■ DATA RECORDS:
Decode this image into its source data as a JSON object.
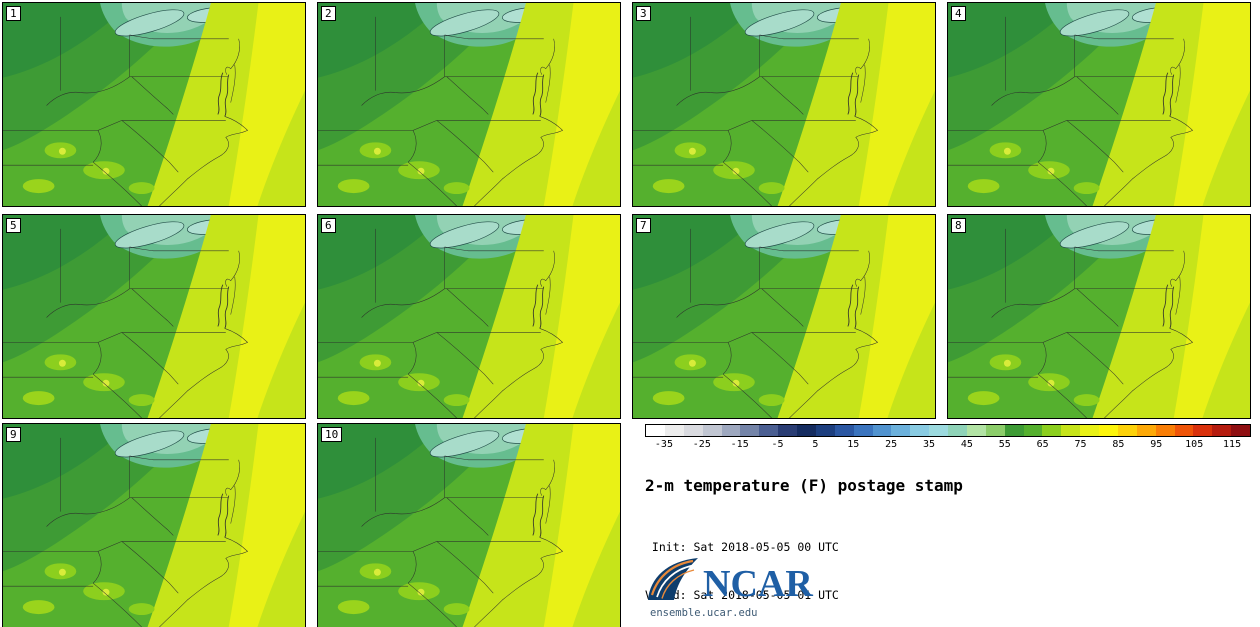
{
  "panels": [
    {
      "label": "1"
    },
    {
      "label": "2"
    },
    {
      "label": "3"
    },
    {
      "label": "4"
    },
    {
      "label": "5"
    },
    {
      "label": "6"
    },
    {
      "label": "7"
    },
    {
      "label": "8"
    },
    {
      "label": "9"
    },
    {
      "label": "10"
    }
  ],
  "legend": {
    "range": [
      -40,
      120
    ],
    "ticks": [
      "-35",
      "-25",
      "-15",
      "-5",
      "5",
      "15",
      "25",
      "35",
      "45",
      "55",
      "65",
      "75",
      "85",
      "95",
      "105",
      "115"
    ],
    "colors": [
      "#ffffff",
      "#ededed",
      "#dadbe0",
      "#c1c6d2",
      "#9ea8bf",
      "#7484a8",
      "#4b5f92",
      "#2a3d74",
      "#152c60",
      "#1d3f7f",
      "#2b57a2",
      "#3b74be",
      "#5193cf",
      "#6cb1dc",
      "#89cbe2",
      "#9cdadf",
      "#8fd3b8",
      "#b2e3a4",
      "#8ccd6a",
      "#3e9b35",
      "#55b02e",
      "#8ccf1e",
      "#c6e41a",
      "#e9f116",
      "#fdf50c",
      "#fdd20a",
      "#fda908",
      "#f97e06",
      "#ef5408",
      "#d9310c",
      "#b51c0f",
      "#8f0f12"
    ],
    "title": "2-m temperature (F) postage stamp",
    "init_line": " Init: Sat 2018-05-05 00 UTC",
    "valid_line": "Valid: Sat 2018-05-05 01 UTC"
  },
  "branding": {
    "logo_text": "NCAR",
    "site": "ensemble.ucar.edu",
    "logo_blue": "#1f5fa5",
    "swoosh_navy": "#0e3d6c",
    "swoosh_orange": "#e8893a"
  }
}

■ AIM OF THE TASK:
Repeat the material above in full and exactly, omitting the pictures.

■ PROBLEM SOLUTION:
Decode this image into its source data as a JSON object.
{
  "panels": [
    {
      "label": "1"
    },
    {
      "label": "2"
    },
    {
      "label": "3"
    },
    {
      "label": "4"
    },
    {
      "label": "5"
    },
    {
      "label": "6"
    },
    {
      "label": "7"
    },
    {
      "label": "8"
    },
    {
      "label": "9"
    },
    {
      "label": "10"
    }
  ],
  "legend": {
    "range": [
      -40,
      120
    ],
    "ticks": [
      "-35",
      "-25",
      "-15",
      "-5",
      "5",
      "15",
      "25",
      "35",
      "45",
      "55",
      "65",
      "75",
      "85",
      "95",
      "105",
      "115"
    ],
    "colors": [
      "#ffffff",
      "#ededed",
      "#dadbe0",
      "#c1c6d2",
      "#9ea8bf",
      "#7484a8",
      "#4b5f92",
      "#2a3d74",
      "#152c60",
      "#1d3f7f",
      "#2b57a2",
      "#3b74be",
      "#5193cf",
      "#6cb1dc",
      "#89cbe2",
      "#9cdadf",
      "#8fd3b8",
      "#b2e3a4",
      "#8ccd6a",
      "#3e9b35",
      "#55b02e",
      "#8ccf1e",
      "#c6e41a",
      "#e9f116",
      "#fdf50c",
      "#fdd20a",
      "#fda908",
      "#f97e06",
      "#ef5408",
      "#d9310c",
      "#b51c0f",
      "#8f0f12"
    ],
    "title": "2-m temperature (F) postage stamp",
    "init_line": " Init: Sat 2018-05-05 00 UTC",
    "valid_line": "Valid: Sat 2018-05-05 01 UTC"
  },
  "branding": {
    "logo_text": "NCAR",
    "site": "ensemble.ucar.edu",
    "logo_blue": "#1f5fa5",
    "swoosh_navy": "#0e3d6c",
    "swoosh_orange": "#e8893a"
  }
}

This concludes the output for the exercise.